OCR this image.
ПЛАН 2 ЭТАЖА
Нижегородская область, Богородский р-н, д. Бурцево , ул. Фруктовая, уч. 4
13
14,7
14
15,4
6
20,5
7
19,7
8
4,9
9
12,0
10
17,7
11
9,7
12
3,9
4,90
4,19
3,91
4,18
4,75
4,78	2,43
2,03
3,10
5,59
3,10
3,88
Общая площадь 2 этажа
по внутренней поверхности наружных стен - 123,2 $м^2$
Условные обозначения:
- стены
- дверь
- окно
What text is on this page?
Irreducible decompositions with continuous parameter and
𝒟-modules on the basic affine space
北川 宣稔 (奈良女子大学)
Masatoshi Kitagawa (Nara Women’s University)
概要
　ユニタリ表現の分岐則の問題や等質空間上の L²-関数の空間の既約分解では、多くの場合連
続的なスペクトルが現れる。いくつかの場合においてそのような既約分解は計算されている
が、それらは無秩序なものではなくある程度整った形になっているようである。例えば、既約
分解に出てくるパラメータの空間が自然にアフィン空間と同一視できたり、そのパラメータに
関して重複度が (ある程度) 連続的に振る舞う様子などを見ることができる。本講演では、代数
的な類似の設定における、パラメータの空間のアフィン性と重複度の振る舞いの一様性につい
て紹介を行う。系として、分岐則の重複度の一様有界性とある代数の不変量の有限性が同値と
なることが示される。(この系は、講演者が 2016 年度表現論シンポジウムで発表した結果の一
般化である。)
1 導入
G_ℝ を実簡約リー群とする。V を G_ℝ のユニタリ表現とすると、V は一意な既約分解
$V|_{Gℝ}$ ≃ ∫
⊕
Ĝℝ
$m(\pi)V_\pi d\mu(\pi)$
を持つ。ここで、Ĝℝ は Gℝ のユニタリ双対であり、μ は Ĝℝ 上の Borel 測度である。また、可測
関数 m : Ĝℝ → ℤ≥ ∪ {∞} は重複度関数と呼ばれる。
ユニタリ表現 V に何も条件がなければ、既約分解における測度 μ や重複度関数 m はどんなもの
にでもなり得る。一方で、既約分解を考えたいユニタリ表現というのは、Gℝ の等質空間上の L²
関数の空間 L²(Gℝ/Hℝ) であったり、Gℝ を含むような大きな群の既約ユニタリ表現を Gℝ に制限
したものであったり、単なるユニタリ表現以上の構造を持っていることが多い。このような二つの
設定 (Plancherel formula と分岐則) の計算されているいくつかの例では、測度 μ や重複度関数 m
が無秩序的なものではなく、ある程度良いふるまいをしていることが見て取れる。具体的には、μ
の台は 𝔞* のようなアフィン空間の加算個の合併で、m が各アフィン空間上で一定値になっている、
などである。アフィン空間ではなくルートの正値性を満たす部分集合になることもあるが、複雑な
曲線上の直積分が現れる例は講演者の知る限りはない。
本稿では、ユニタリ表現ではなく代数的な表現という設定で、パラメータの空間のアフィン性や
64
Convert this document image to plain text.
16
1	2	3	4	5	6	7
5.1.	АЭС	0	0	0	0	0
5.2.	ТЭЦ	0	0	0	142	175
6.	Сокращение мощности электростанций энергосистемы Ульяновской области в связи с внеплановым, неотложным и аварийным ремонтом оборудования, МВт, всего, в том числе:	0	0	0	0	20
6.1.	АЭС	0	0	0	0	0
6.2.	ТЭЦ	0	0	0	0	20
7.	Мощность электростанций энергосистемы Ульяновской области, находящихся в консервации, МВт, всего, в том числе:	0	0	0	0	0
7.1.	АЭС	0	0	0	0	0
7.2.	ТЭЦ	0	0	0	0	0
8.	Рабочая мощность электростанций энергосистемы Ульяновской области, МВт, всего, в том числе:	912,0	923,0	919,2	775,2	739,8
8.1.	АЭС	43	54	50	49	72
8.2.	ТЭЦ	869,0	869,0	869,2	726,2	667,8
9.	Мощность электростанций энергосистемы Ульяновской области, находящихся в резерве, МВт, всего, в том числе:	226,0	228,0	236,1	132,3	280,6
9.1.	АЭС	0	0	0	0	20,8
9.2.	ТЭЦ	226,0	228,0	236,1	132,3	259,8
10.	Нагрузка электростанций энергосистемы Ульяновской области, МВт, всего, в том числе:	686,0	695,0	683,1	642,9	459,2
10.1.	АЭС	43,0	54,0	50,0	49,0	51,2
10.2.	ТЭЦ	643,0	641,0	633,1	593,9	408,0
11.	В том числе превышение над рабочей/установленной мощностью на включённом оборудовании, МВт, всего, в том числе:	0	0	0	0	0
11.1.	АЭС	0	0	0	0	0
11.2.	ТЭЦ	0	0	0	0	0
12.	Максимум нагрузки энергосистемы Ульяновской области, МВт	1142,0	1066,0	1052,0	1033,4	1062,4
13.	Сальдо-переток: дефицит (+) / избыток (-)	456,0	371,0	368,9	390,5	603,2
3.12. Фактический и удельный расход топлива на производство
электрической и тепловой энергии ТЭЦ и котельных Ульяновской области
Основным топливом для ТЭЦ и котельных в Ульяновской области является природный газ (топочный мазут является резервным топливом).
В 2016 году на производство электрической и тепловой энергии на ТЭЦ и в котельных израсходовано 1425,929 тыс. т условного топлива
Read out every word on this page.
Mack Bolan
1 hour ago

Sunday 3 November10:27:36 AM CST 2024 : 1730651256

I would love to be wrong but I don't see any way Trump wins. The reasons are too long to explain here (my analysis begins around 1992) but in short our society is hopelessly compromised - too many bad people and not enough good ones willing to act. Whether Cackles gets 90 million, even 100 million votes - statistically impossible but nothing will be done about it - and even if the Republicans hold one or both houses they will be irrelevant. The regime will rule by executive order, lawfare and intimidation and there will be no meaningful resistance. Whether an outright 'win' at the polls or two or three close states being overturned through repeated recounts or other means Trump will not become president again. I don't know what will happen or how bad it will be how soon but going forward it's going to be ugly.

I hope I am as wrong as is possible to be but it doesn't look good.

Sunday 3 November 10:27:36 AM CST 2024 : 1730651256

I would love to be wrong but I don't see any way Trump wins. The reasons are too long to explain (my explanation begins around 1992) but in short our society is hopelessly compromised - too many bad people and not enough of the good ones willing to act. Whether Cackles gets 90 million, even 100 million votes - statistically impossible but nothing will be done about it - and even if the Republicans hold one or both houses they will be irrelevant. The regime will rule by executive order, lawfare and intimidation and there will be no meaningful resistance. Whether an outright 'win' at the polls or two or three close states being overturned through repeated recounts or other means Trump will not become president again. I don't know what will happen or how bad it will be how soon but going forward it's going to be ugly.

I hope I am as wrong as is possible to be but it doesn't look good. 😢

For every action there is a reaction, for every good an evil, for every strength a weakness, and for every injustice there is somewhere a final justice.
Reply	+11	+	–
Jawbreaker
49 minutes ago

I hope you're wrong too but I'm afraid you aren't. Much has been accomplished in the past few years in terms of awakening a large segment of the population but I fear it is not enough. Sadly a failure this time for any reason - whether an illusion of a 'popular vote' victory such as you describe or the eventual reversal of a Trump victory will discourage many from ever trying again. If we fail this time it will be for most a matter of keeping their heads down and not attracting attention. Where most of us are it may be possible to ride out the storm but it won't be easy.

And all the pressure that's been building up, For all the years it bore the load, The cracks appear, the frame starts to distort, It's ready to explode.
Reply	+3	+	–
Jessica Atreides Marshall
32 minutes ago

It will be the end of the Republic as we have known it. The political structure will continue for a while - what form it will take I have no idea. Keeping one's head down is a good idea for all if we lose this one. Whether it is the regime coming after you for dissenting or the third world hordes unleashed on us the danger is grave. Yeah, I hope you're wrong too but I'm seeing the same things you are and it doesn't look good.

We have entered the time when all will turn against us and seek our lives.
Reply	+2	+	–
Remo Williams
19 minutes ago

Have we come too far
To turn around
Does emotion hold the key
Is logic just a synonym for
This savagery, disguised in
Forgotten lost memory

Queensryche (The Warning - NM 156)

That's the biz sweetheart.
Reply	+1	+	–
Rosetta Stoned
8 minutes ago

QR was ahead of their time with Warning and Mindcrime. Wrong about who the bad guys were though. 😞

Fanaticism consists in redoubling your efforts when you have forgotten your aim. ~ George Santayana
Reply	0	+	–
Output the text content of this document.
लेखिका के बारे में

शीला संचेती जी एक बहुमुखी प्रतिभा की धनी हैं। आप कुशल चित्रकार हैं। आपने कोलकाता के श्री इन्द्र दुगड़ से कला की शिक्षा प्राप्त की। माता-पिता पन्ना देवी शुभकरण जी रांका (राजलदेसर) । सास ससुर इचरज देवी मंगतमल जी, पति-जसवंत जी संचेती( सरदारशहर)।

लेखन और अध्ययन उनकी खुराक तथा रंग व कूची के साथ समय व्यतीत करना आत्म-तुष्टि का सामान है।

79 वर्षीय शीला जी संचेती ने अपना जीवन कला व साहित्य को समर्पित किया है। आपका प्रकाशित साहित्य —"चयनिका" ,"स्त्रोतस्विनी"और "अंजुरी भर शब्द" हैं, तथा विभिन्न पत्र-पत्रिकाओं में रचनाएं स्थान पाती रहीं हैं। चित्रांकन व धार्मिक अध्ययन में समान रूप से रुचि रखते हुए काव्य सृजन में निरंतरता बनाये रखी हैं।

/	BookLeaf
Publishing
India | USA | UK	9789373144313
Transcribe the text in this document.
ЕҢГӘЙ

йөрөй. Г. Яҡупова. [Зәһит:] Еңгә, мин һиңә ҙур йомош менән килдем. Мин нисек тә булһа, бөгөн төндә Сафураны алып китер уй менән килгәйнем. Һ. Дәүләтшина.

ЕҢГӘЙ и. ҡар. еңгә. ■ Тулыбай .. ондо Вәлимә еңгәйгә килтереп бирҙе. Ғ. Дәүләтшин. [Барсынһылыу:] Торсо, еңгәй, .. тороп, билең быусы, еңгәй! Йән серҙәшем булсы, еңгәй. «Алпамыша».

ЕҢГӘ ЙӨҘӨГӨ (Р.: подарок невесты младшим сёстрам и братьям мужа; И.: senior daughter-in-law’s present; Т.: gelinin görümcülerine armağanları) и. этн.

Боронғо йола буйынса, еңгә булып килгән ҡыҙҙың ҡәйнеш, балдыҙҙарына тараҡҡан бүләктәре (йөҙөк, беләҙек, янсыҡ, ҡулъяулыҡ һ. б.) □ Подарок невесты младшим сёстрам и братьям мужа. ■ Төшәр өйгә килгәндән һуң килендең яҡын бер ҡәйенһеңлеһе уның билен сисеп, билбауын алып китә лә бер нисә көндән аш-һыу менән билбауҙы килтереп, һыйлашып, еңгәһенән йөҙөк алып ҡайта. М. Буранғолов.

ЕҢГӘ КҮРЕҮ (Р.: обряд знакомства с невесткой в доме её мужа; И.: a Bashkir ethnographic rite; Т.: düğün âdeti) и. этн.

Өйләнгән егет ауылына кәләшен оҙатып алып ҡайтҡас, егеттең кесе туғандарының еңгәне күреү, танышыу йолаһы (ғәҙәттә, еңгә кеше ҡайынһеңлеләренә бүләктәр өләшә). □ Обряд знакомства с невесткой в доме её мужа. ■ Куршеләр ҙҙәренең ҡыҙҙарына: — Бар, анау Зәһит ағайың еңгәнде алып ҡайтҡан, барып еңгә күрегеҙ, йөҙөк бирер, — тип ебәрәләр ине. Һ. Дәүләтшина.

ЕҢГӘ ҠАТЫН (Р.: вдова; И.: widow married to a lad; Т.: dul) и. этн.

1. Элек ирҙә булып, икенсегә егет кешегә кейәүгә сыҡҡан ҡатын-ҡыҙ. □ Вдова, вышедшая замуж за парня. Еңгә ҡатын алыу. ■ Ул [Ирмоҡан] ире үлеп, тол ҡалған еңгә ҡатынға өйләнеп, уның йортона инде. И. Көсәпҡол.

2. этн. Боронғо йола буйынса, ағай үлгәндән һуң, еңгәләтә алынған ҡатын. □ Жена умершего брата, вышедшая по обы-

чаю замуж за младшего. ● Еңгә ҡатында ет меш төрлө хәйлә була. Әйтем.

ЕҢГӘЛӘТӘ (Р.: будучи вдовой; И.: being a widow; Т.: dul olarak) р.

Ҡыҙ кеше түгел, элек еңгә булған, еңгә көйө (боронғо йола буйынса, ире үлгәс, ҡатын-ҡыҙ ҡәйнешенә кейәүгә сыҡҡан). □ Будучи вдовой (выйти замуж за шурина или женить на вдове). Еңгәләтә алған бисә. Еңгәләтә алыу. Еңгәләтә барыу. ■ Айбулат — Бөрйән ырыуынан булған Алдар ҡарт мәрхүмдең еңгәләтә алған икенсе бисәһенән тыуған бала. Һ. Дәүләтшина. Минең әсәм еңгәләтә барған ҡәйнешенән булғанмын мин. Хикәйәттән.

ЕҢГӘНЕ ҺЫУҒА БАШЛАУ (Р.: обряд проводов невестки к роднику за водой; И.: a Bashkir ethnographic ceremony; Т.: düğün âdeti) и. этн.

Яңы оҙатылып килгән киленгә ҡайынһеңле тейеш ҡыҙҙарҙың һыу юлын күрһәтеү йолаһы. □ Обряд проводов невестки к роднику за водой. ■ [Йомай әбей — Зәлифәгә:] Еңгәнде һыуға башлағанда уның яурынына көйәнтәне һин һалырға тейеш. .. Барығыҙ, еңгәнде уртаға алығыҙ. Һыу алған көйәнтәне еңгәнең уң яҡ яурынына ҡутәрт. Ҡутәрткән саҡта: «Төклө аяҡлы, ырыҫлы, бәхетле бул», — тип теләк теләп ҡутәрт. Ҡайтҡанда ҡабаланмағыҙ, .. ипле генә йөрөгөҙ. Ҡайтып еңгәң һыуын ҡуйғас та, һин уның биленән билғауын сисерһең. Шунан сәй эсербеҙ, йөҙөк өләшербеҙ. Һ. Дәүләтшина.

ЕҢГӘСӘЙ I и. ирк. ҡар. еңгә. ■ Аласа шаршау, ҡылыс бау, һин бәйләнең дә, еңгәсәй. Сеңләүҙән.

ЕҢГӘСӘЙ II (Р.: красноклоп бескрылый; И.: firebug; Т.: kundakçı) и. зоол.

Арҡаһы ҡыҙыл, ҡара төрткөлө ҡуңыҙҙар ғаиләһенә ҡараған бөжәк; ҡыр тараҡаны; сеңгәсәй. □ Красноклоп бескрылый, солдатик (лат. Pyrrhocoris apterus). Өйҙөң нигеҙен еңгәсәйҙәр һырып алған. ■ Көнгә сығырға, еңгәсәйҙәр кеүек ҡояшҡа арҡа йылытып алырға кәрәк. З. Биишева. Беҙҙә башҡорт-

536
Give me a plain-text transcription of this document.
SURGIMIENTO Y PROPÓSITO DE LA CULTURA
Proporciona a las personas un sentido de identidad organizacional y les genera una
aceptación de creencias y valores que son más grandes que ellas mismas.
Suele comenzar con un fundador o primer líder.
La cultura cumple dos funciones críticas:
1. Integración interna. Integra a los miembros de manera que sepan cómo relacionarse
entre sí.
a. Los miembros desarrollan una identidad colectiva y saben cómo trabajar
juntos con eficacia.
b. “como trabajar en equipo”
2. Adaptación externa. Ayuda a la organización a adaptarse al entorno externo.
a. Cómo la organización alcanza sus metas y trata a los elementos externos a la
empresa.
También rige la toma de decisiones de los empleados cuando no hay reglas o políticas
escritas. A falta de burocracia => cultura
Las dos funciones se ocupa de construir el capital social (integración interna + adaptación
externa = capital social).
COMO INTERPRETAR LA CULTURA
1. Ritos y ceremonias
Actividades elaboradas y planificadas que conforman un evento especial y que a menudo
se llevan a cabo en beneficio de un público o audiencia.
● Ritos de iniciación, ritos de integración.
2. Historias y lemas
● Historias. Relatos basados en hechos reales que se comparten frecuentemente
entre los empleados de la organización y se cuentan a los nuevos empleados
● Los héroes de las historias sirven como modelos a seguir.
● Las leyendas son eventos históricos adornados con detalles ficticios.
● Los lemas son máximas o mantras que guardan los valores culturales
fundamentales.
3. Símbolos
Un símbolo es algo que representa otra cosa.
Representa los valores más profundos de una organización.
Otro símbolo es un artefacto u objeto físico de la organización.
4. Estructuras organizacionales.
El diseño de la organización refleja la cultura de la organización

DIRECTIONS:
Find all lines where the word "Reply" appears. Copy them.

PROBLEM SOLUTION:
Reply	+11	+	–
Reply	+3	+	–
Reply	+2	+	–
Reply	+1	+	–
Reply	0	+	–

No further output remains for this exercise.